> **Records shown**
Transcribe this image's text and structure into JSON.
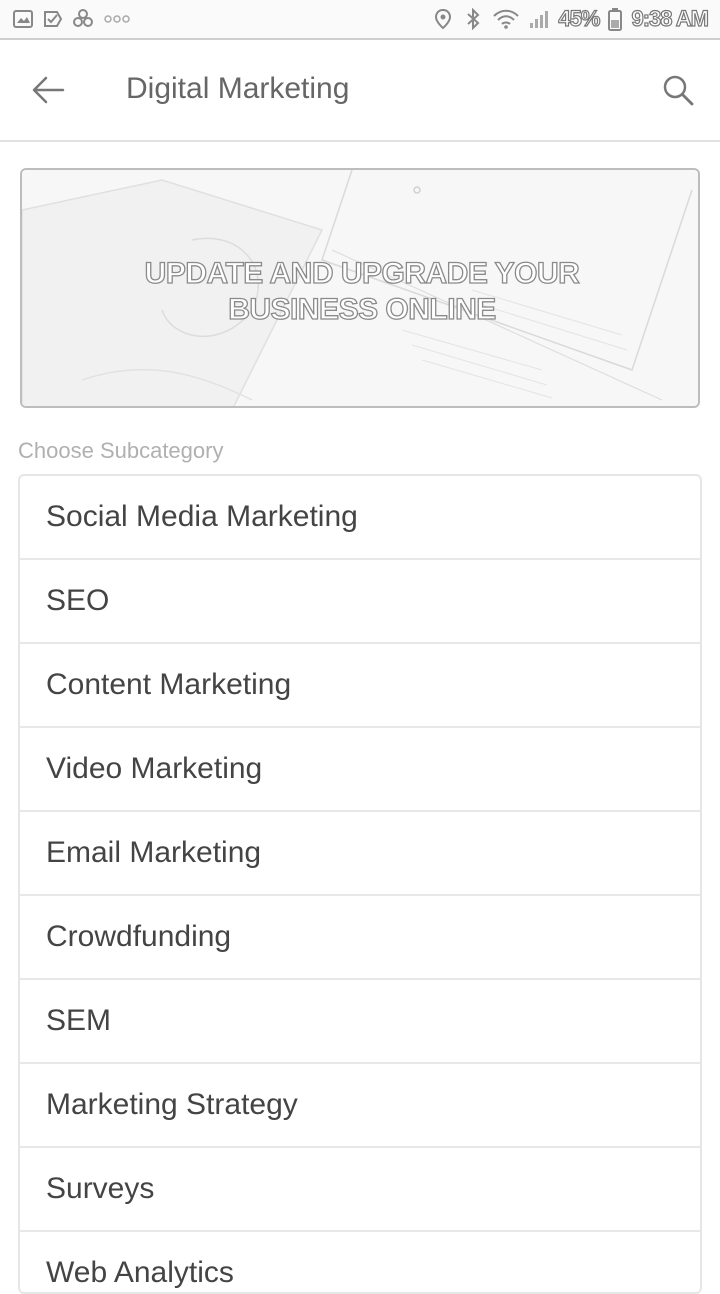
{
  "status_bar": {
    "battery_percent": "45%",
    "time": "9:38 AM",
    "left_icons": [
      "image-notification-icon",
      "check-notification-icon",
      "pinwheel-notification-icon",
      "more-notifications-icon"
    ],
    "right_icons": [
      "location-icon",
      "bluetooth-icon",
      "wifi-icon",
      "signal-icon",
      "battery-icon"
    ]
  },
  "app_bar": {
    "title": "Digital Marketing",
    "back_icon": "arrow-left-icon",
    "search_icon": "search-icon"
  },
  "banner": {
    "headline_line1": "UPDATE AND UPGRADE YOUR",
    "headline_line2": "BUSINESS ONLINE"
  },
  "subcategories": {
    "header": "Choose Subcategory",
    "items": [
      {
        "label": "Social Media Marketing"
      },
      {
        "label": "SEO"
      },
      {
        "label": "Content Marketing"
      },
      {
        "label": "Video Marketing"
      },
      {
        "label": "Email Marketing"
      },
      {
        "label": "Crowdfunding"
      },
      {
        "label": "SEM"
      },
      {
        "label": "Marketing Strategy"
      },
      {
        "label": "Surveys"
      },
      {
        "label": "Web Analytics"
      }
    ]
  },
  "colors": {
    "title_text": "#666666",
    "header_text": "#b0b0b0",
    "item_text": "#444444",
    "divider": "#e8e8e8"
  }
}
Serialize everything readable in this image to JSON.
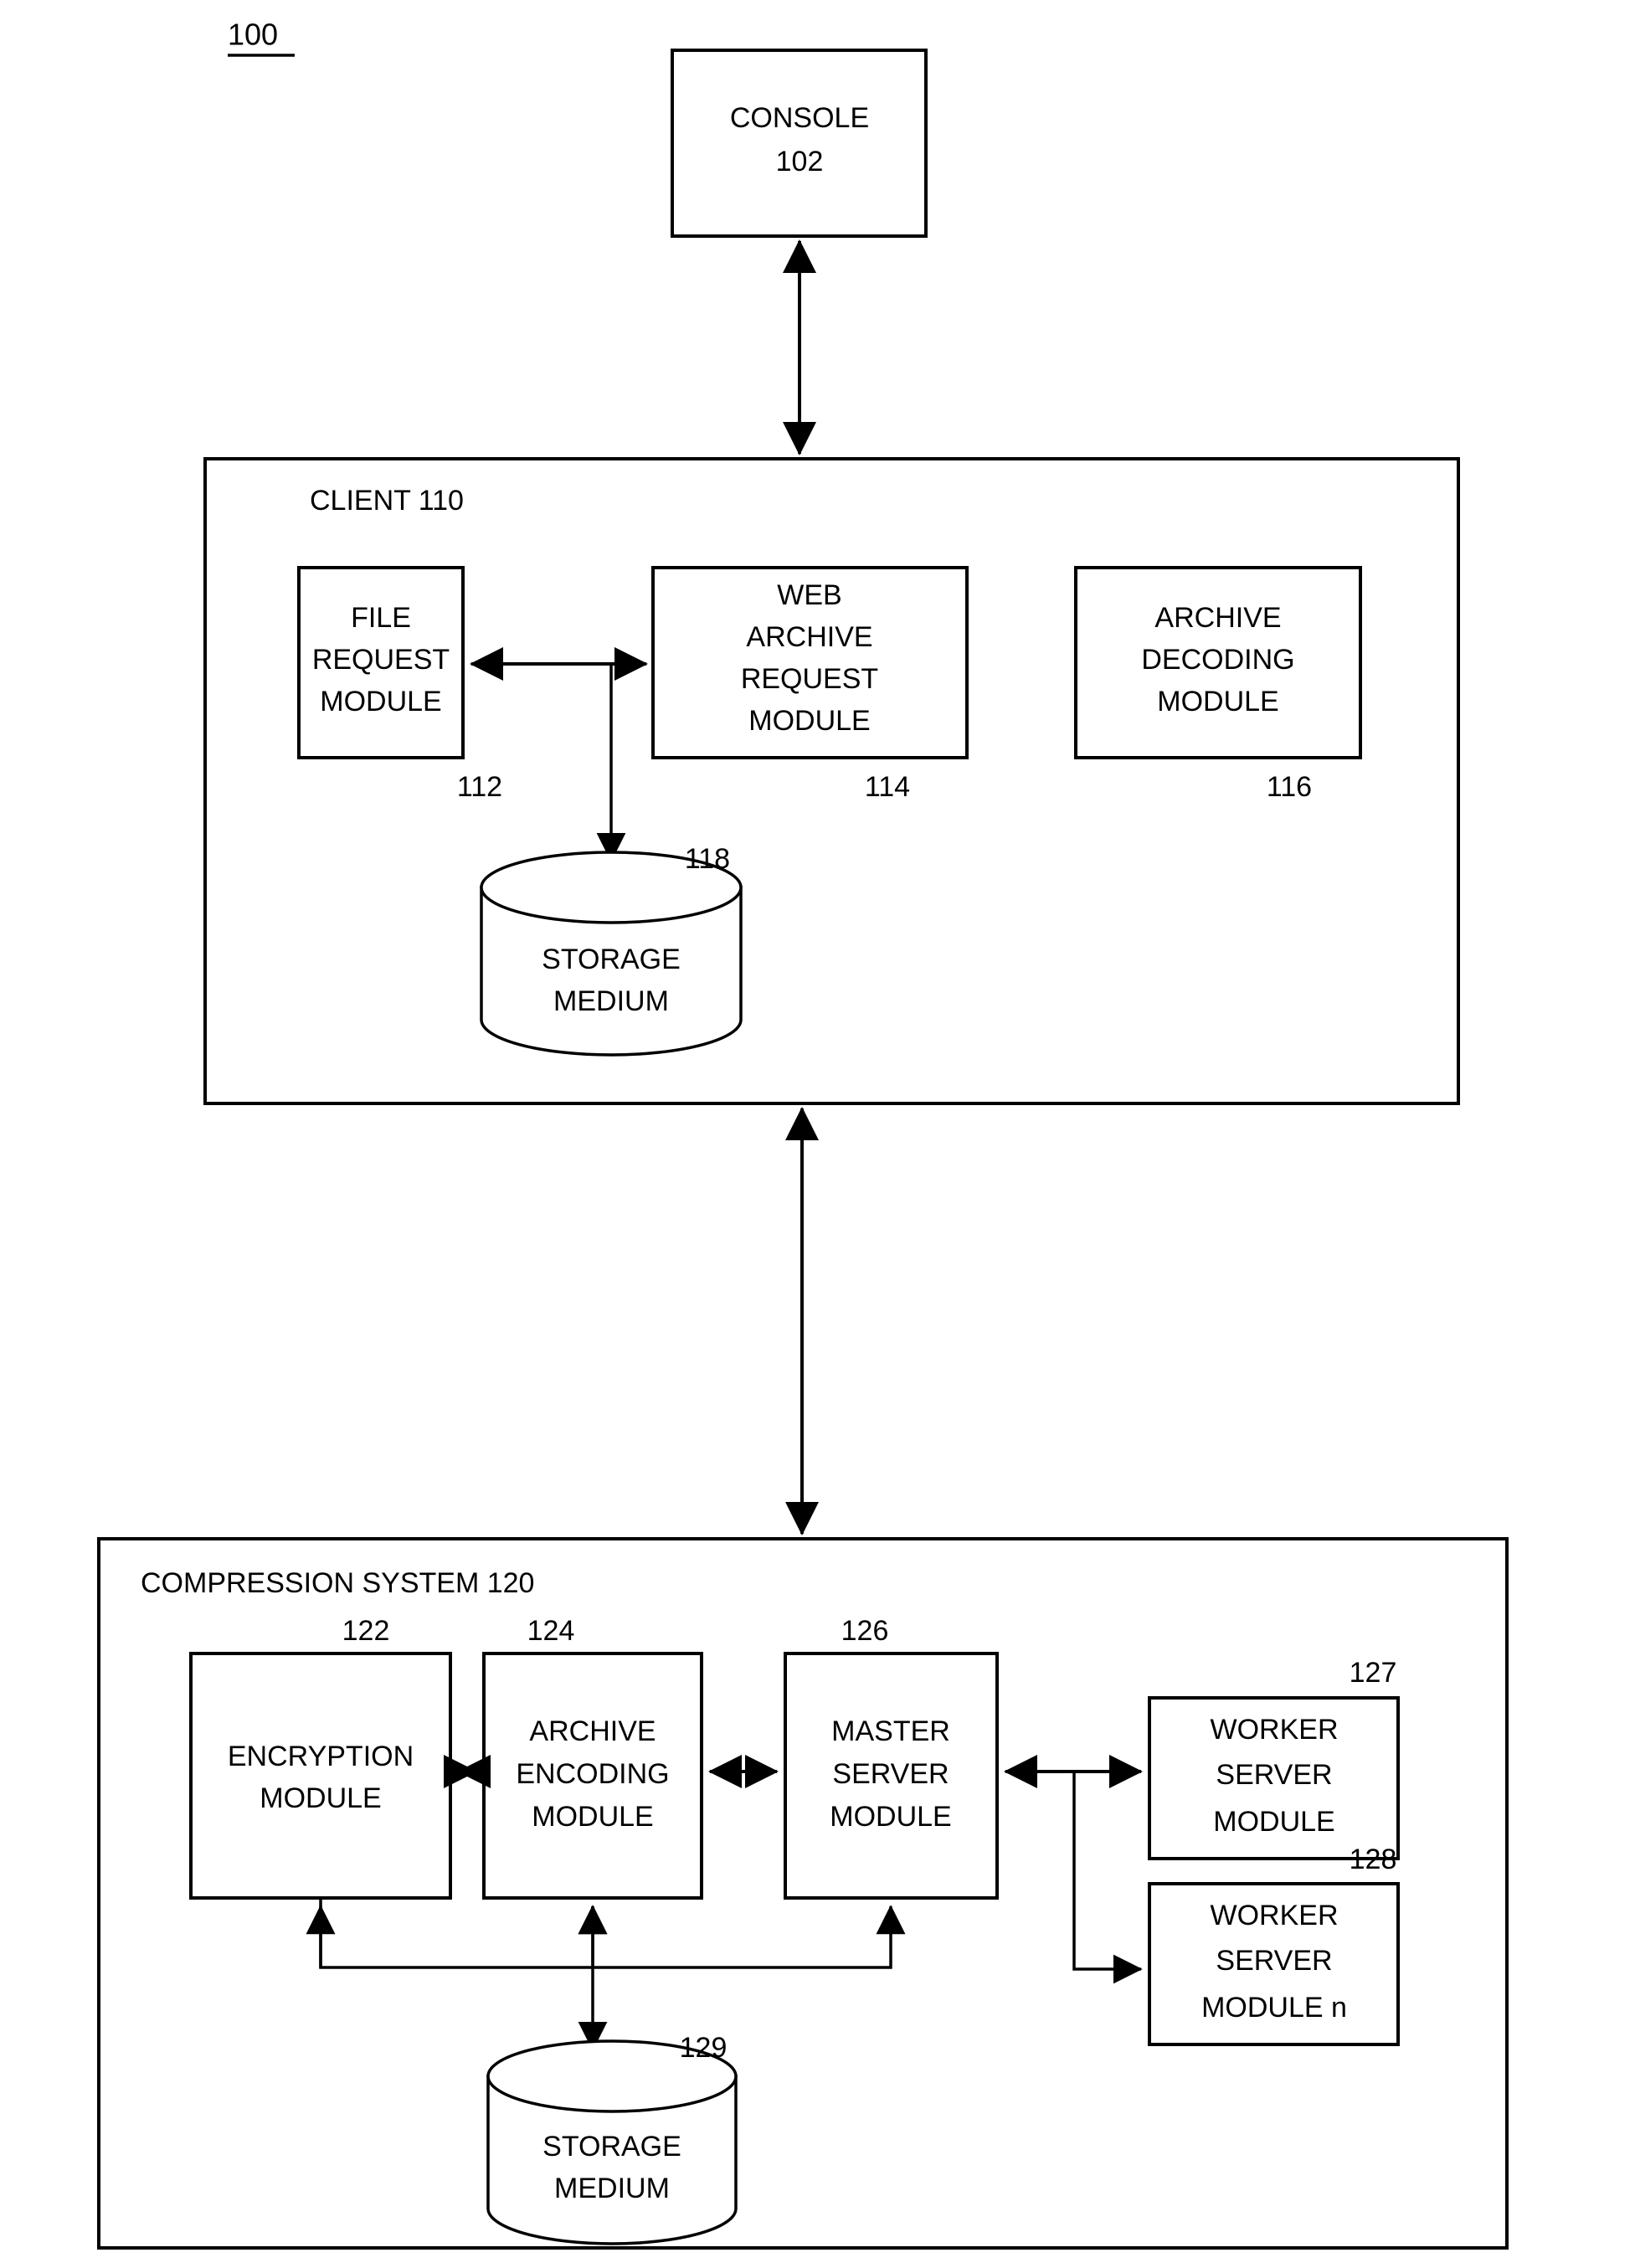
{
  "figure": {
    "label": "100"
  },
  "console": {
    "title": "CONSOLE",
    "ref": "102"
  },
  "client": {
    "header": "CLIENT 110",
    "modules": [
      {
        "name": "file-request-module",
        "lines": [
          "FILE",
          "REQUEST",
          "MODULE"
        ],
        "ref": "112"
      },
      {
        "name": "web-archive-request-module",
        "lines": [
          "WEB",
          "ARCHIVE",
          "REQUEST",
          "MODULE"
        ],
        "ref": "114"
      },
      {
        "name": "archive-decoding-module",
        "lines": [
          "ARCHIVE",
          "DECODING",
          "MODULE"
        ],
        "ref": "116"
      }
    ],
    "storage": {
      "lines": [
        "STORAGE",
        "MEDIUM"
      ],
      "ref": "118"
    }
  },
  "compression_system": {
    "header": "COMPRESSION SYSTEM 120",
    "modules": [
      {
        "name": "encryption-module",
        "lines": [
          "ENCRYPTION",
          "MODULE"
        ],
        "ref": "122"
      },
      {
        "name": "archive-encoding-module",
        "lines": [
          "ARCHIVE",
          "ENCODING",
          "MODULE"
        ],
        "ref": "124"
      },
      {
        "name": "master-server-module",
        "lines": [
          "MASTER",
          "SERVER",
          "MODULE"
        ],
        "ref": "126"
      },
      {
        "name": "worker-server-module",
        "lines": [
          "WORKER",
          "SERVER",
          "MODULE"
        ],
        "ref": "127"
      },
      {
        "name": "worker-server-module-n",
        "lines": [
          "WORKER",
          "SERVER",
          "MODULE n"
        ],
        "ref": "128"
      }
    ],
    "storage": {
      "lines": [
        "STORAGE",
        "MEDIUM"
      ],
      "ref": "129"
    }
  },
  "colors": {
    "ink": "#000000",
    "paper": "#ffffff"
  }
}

> **Task description**
Your task is to collect every line above that contains the word "Marketing".

> **Solution to the problem**
    "title": "Digital Marketing",
        "label": "Social Media Marketing"
        "label": "Content Marketing"
        "label": "Video Marketing"
        "label": "Email Marketing"
        "label": "Marketing Strategy"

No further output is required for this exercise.